(Figure dataset records)
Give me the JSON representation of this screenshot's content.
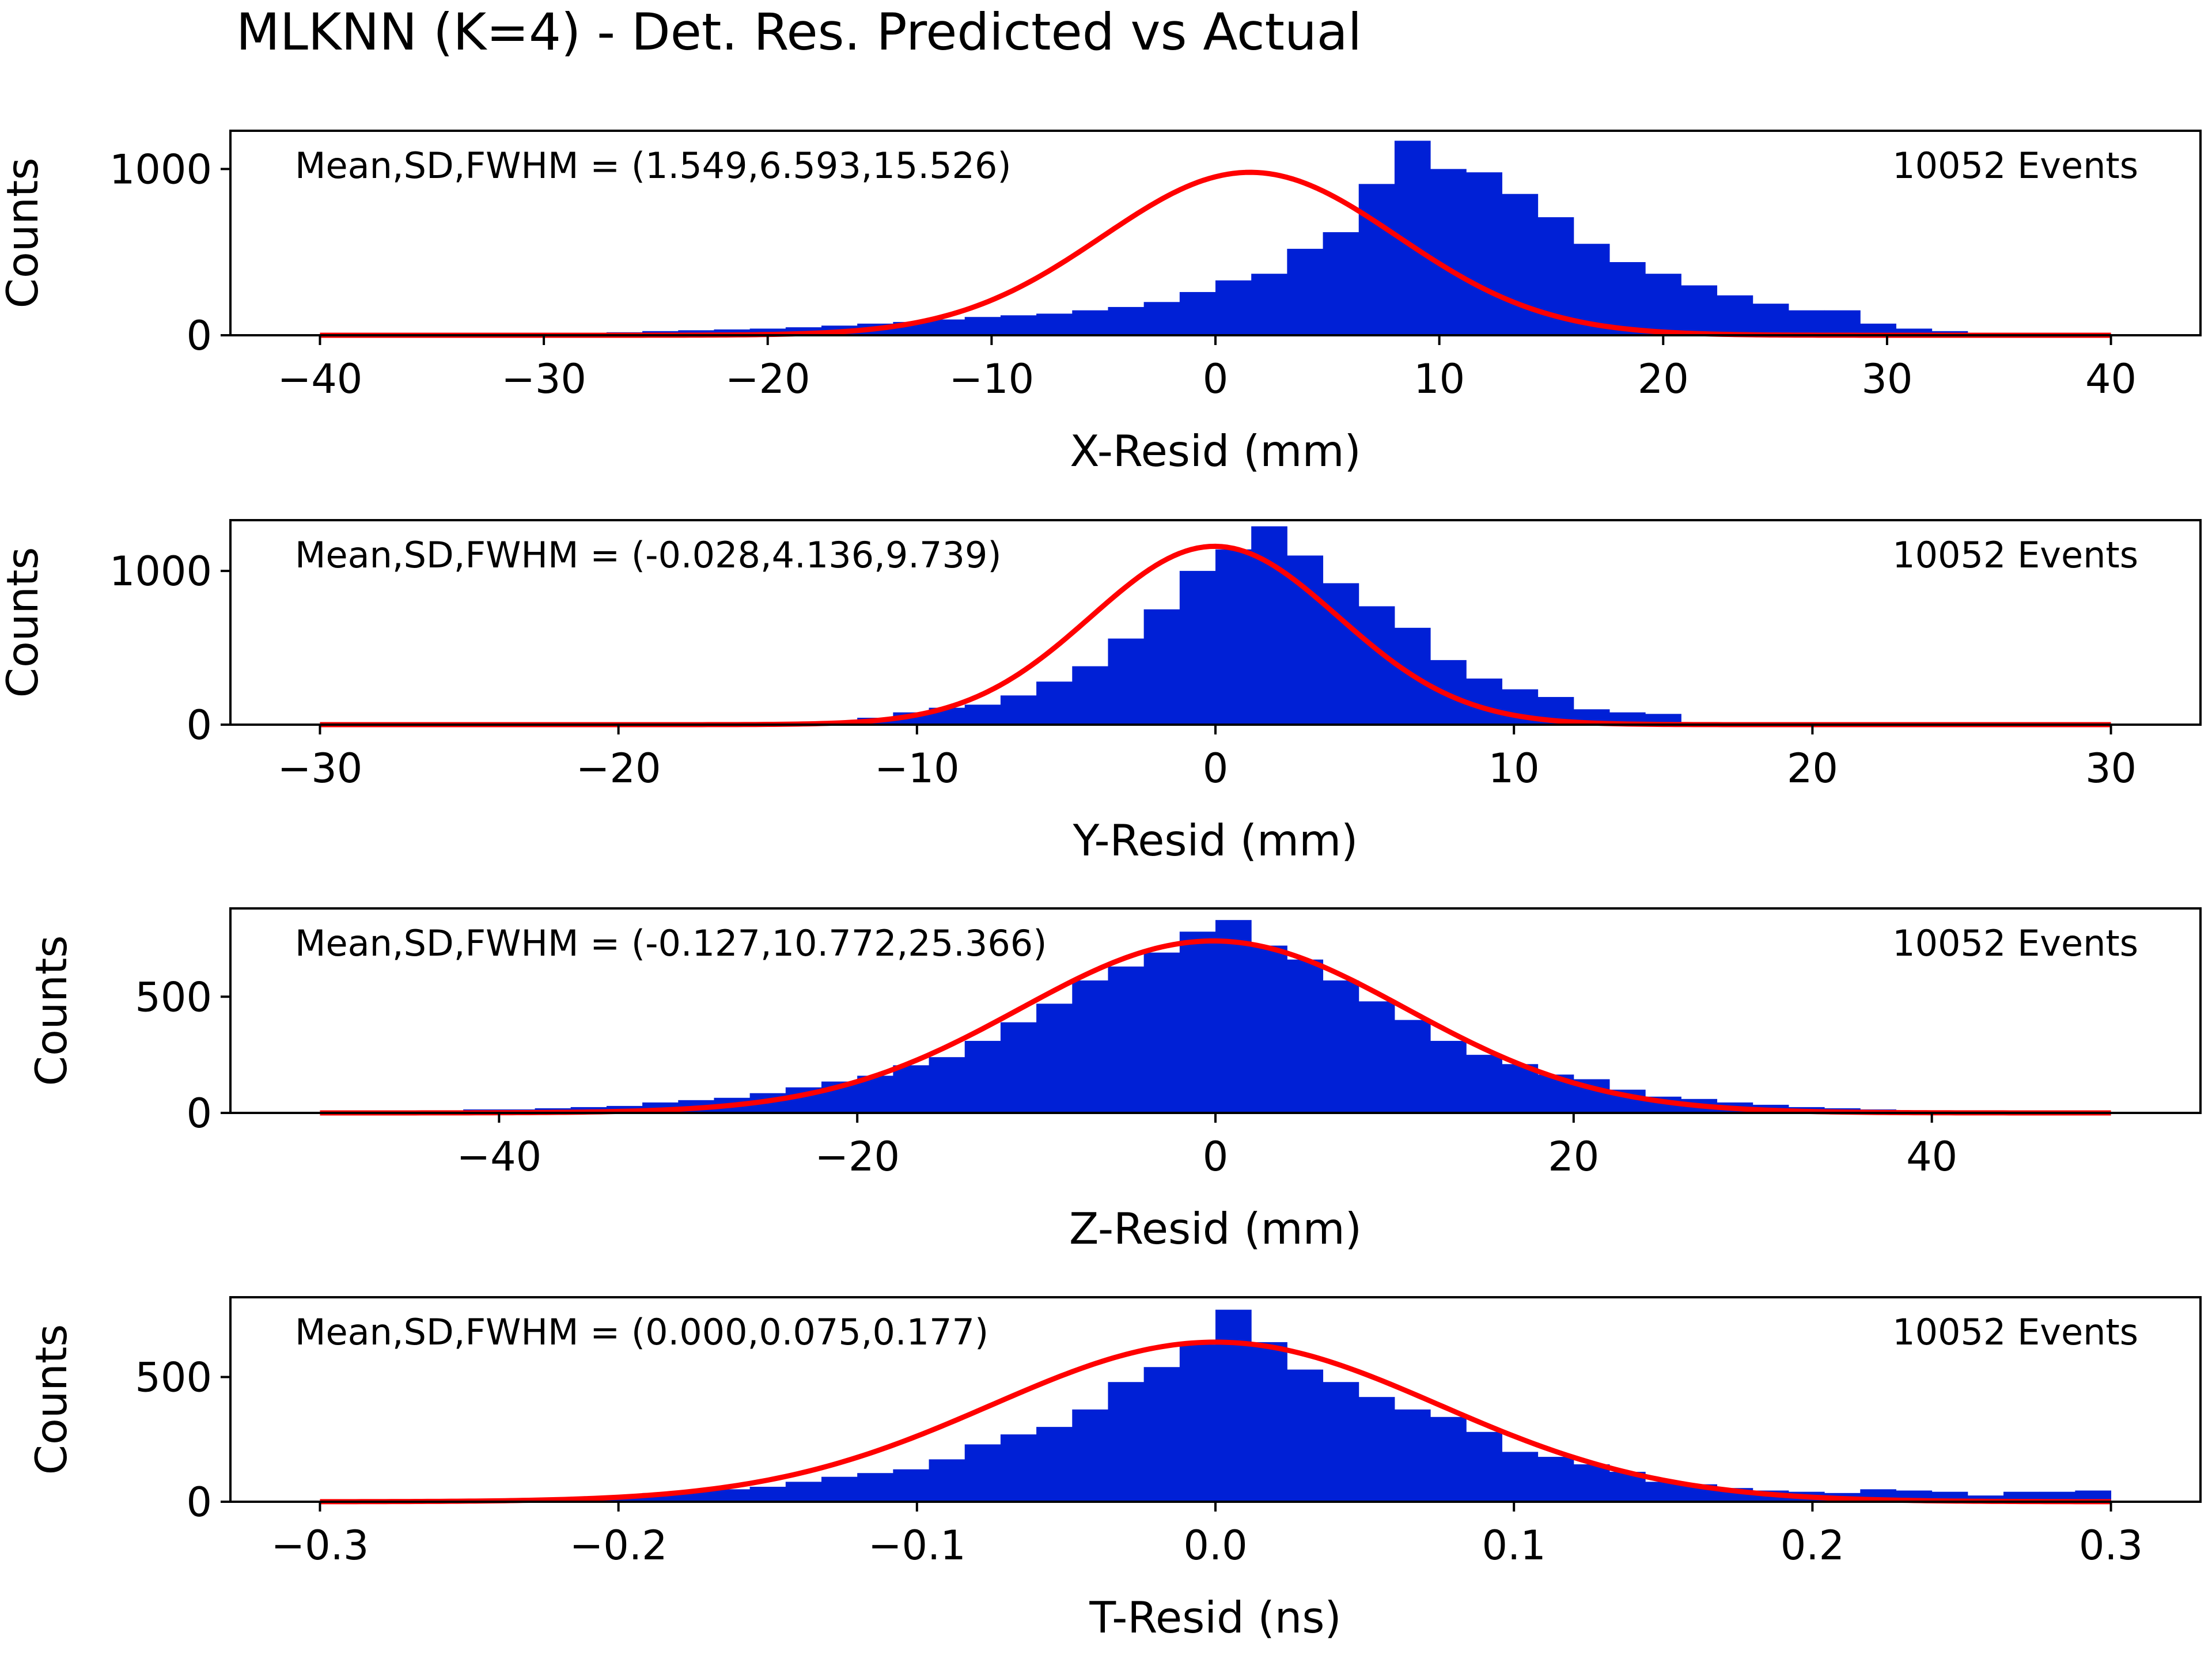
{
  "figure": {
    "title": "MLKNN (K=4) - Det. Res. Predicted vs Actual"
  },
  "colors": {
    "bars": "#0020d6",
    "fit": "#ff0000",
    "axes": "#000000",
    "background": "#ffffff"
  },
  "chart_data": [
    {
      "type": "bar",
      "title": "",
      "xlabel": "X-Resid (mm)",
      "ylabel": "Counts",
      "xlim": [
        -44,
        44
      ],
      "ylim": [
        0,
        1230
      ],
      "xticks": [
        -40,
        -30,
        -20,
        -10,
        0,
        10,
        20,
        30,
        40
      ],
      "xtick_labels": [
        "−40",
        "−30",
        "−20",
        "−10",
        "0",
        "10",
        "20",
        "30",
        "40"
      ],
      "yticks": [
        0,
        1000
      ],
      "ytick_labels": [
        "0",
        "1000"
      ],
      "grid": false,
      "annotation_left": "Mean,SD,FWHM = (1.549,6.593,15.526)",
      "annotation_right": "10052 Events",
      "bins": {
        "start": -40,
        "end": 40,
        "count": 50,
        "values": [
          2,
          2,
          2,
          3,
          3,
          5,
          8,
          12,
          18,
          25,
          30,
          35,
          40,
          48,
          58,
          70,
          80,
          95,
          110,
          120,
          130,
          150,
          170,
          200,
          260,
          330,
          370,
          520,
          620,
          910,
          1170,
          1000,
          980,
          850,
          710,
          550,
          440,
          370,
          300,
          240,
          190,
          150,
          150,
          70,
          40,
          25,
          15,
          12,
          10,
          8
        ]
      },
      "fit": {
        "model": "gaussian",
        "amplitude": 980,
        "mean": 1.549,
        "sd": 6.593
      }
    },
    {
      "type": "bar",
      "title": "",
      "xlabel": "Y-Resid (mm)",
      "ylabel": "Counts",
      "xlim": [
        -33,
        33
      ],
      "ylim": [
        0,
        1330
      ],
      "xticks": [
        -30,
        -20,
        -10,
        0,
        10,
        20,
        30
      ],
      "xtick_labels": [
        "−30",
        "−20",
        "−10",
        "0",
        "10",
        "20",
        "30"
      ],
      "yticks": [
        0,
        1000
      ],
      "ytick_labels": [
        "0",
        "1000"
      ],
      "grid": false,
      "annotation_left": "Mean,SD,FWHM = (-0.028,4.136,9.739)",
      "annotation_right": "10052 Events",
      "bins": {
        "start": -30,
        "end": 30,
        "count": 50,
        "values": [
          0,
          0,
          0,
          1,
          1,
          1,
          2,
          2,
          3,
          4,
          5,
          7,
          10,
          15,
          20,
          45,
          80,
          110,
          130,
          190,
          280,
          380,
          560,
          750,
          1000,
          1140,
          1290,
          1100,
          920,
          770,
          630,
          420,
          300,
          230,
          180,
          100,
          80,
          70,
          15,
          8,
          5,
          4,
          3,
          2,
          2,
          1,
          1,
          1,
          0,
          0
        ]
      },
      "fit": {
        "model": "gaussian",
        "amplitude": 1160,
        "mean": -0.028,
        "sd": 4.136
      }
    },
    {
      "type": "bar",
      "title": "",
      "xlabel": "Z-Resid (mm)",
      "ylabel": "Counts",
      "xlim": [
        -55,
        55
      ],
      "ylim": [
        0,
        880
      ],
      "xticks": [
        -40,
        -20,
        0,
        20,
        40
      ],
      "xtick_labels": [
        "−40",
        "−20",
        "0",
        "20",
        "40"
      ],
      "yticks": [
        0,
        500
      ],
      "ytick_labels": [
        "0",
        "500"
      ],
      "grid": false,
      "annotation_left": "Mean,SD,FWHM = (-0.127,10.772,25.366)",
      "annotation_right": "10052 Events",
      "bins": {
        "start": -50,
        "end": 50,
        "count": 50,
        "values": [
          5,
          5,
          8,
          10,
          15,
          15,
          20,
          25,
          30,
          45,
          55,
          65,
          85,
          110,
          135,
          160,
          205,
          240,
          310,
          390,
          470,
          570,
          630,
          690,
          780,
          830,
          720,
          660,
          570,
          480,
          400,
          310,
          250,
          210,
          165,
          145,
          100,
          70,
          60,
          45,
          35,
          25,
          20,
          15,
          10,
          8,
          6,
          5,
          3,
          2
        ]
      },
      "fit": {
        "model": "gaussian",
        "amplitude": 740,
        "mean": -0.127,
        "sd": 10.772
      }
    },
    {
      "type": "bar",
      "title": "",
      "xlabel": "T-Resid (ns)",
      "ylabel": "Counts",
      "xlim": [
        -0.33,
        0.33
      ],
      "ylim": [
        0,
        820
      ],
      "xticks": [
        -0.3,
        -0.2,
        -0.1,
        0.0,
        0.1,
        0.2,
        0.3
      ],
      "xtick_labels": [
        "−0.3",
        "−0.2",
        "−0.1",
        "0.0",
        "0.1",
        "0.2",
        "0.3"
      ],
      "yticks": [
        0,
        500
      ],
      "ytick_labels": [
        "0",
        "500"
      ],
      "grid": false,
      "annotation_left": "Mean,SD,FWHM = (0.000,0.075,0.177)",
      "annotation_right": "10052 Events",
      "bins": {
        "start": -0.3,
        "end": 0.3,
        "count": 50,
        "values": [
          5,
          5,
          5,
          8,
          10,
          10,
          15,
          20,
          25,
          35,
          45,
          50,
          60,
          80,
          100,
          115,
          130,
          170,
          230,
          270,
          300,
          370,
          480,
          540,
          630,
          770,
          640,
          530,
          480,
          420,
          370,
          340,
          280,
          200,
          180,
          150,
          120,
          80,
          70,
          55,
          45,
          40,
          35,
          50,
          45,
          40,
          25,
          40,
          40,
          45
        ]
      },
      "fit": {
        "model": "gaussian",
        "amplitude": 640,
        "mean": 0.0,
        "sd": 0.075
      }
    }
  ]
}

=== GIVEN INSTRUCTION ===
Go through the listing above and work out how many lines contain the string "xlabel". Reply with the number alone.

=== TASK RESPONSE ===
4